[START DATA PROVIDED]

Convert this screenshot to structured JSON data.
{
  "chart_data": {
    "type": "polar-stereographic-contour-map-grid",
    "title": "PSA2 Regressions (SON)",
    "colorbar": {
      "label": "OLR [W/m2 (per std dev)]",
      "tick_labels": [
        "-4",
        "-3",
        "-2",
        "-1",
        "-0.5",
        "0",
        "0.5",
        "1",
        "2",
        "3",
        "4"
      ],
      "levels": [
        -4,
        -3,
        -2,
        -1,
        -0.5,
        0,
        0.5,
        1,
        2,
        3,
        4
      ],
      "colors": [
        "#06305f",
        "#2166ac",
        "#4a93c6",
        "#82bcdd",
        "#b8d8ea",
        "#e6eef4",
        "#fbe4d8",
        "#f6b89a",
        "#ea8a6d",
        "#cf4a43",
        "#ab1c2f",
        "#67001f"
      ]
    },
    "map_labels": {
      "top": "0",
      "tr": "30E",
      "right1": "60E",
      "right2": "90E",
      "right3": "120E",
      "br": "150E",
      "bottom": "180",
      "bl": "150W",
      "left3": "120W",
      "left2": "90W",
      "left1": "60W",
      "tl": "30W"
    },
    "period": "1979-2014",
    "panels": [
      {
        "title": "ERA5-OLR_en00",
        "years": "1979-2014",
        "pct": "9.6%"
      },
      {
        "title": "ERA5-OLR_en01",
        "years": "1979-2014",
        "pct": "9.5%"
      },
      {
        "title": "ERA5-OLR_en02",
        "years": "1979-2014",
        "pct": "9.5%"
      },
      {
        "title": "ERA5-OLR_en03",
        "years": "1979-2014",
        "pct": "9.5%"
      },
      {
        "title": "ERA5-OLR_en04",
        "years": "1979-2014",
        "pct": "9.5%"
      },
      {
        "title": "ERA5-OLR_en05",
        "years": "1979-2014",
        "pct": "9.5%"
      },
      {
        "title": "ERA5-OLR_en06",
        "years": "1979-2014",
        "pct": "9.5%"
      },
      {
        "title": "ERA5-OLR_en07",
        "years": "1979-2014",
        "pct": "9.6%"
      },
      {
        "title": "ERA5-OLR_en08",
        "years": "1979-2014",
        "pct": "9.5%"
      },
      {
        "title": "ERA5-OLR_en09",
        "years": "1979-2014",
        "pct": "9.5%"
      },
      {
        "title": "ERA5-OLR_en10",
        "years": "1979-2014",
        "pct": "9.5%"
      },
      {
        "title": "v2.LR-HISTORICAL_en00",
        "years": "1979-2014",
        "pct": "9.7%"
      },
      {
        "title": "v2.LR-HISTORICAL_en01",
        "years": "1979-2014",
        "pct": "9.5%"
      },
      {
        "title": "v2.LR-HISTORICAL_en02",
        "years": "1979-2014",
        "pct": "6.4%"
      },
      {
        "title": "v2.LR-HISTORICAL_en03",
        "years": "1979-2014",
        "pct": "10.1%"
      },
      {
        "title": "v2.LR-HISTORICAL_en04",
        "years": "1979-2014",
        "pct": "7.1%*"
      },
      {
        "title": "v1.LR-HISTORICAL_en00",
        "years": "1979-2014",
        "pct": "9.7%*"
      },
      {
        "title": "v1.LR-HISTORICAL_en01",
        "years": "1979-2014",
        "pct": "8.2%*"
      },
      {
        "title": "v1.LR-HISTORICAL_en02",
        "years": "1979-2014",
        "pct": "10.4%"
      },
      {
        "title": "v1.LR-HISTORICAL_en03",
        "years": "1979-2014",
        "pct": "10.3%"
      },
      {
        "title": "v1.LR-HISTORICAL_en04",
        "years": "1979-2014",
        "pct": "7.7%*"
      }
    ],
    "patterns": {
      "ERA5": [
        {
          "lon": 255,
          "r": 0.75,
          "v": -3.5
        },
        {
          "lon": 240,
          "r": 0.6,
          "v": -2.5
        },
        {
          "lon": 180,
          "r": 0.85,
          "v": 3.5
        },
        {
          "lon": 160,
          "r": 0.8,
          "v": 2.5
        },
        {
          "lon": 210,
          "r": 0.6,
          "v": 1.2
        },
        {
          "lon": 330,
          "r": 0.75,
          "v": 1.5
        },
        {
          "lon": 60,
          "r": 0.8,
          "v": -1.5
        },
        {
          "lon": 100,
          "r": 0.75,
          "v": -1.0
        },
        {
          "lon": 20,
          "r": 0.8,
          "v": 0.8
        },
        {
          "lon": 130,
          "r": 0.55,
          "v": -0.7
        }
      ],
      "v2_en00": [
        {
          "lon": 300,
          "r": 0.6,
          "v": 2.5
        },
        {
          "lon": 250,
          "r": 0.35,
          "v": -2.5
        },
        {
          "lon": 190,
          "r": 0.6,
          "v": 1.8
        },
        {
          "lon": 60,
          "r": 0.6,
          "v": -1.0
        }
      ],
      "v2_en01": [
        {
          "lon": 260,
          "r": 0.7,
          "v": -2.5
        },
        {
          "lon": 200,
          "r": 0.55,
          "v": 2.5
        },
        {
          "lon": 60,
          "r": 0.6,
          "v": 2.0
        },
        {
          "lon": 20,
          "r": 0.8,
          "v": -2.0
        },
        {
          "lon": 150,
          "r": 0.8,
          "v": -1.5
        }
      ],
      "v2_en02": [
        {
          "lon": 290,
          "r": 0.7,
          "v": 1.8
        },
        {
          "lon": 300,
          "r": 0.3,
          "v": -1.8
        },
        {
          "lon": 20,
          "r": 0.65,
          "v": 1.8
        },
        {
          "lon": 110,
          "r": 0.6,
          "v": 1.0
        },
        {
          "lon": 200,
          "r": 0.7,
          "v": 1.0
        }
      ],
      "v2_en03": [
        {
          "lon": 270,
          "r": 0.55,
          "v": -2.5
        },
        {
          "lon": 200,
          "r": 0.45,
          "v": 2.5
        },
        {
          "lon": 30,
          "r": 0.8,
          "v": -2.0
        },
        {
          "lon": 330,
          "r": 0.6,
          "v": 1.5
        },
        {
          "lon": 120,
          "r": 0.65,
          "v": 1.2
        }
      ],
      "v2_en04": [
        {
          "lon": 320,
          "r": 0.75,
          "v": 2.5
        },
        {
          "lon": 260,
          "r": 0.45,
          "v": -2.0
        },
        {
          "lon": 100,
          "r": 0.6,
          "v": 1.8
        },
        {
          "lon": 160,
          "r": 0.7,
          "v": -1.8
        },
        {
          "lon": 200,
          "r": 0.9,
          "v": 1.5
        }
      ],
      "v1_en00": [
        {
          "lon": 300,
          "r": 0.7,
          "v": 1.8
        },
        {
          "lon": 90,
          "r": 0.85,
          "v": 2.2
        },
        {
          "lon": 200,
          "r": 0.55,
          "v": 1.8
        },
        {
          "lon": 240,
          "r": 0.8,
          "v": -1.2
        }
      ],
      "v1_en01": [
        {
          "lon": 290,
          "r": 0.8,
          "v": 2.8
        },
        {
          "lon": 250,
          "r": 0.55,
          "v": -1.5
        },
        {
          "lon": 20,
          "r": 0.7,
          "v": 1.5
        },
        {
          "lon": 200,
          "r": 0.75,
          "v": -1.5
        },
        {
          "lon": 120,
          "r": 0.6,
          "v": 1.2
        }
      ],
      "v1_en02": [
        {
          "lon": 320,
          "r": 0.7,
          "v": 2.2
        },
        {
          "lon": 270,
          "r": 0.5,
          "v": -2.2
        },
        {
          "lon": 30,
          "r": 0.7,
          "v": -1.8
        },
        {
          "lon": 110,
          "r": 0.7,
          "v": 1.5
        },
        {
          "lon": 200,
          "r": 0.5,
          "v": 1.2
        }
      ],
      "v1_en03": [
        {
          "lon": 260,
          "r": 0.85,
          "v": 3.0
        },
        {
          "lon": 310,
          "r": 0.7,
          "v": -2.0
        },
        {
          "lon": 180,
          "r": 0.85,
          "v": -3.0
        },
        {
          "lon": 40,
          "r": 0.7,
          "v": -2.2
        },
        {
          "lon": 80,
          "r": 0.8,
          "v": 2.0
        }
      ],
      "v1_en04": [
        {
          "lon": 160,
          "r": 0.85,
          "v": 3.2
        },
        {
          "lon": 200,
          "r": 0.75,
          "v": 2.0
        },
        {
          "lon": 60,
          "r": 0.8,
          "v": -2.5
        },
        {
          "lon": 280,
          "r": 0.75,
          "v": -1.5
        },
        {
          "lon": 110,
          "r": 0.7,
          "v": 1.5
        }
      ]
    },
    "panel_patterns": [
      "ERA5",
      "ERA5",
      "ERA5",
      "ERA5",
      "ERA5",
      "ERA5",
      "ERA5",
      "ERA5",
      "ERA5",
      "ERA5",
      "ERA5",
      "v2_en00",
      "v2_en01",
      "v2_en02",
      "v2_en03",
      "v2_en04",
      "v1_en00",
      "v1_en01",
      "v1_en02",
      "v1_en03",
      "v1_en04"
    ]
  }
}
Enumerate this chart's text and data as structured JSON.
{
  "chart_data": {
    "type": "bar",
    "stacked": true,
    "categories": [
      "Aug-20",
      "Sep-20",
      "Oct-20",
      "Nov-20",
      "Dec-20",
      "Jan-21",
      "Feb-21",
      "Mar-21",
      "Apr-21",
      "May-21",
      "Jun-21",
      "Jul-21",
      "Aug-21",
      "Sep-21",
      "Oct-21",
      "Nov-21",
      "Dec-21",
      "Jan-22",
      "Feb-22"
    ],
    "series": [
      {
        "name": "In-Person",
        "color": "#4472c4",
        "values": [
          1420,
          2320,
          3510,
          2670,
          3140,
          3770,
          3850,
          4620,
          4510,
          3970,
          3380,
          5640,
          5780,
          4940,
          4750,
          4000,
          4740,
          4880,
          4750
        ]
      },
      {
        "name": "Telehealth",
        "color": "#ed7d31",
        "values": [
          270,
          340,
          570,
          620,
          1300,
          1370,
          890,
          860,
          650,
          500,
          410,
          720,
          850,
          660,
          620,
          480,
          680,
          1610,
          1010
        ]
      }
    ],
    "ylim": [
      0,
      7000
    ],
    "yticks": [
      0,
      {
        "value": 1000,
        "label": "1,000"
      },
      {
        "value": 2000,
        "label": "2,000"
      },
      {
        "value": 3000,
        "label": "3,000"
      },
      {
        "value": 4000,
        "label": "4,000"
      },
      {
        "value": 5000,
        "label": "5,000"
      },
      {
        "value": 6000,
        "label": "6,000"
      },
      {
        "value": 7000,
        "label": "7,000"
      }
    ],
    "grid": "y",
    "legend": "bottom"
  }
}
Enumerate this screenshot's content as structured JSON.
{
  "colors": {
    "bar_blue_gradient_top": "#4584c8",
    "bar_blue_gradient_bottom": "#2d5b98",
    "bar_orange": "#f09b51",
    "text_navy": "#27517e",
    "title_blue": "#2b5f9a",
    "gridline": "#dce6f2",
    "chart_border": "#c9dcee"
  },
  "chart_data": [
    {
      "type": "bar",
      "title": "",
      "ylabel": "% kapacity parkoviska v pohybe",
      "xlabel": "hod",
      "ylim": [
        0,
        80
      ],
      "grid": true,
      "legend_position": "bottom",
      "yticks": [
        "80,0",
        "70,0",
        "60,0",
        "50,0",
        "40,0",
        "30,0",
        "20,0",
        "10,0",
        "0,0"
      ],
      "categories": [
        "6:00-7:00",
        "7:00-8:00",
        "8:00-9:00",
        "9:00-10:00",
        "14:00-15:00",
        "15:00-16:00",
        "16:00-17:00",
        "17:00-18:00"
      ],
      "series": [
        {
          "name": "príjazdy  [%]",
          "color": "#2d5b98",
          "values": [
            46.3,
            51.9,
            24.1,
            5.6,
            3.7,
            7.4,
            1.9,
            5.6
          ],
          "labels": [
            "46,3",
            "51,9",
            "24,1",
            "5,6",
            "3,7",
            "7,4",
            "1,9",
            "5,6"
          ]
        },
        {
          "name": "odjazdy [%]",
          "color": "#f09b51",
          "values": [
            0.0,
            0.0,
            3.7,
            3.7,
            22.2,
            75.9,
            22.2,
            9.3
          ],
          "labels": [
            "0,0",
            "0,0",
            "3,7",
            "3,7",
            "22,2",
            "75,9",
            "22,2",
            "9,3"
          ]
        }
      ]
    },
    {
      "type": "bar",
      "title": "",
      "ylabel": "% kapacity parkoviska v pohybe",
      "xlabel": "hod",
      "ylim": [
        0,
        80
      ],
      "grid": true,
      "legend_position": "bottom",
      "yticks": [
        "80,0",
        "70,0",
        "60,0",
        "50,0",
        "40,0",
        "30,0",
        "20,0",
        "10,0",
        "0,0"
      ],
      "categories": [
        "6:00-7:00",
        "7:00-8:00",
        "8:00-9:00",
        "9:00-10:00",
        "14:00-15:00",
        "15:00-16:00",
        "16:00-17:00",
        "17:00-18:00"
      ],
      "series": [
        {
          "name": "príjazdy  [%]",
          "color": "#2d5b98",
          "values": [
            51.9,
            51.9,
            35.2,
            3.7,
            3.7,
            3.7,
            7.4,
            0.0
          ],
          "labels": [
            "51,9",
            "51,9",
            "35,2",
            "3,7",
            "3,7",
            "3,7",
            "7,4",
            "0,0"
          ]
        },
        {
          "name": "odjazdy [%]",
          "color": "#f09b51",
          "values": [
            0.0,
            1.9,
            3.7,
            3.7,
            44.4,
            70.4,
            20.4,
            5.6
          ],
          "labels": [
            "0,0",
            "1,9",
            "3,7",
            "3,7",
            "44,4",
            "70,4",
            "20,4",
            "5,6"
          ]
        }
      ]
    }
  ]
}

[END DATA PROVIDED]

Find the lines above holding the word "Enumerate" and show them.

Enumerate this chart's text and data as structured JSON.
Enumerate this screenshot's content as structured JSON.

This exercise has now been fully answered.